• To do:
Identify and pull out each line of the entries in which "years" occurs.

• Source data:
++++++++++

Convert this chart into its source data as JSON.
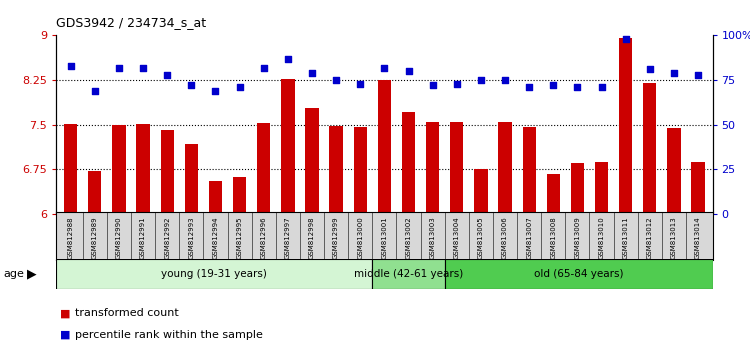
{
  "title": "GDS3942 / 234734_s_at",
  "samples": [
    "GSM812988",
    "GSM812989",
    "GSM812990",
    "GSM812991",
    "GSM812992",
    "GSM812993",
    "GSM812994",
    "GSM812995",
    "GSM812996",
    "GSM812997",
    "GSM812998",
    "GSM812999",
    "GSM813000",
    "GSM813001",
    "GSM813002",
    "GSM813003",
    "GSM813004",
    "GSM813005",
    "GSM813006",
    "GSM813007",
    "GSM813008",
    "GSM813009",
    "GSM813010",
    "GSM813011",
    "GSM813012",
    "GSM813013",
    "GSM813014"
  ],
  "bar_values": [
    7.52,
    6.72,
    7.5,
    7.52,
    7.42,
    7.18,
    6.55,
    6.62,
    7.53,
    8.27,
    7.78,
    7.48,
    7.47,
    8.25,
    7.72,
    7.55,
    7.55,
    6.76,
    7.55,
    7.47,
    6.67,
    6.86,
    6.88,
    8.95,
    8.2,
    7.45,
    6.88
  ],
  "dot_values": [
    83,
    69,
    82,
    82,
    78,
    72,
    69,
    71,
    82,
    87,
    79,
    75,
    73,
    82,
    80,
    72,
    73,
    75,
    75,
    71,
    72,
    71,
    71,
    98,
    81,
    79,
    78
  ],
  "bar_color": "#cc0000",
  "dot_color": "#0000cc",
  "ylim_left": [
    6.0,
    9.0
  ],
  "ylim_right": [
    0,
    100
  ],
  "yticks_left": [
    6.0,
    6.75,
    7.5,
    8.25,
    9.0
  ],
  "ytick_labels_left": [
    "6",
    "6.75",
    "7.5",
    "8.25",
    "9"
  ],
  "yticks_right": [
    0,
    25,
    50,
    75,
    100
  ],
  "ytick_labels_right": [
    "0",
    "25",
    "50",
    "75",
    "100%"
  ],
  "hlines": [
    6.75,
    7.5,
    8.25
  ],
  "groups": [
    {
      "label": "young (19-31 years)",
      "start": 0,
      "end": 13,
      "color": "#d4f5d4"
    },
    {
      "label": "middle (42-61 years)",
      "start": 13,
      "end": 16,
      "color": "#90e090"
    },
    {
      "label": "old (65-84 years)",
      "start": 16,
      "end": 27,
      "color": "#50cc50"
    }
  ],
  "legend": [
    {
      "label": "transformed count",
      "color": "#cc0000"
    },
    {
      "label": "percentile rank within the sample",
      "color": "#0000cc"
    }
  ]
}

++++++++++

• Finished answer:
      "label": "young (19-31 years)",
      "label": "middle (42-61 years)",
      "label": "old (65-84 years)",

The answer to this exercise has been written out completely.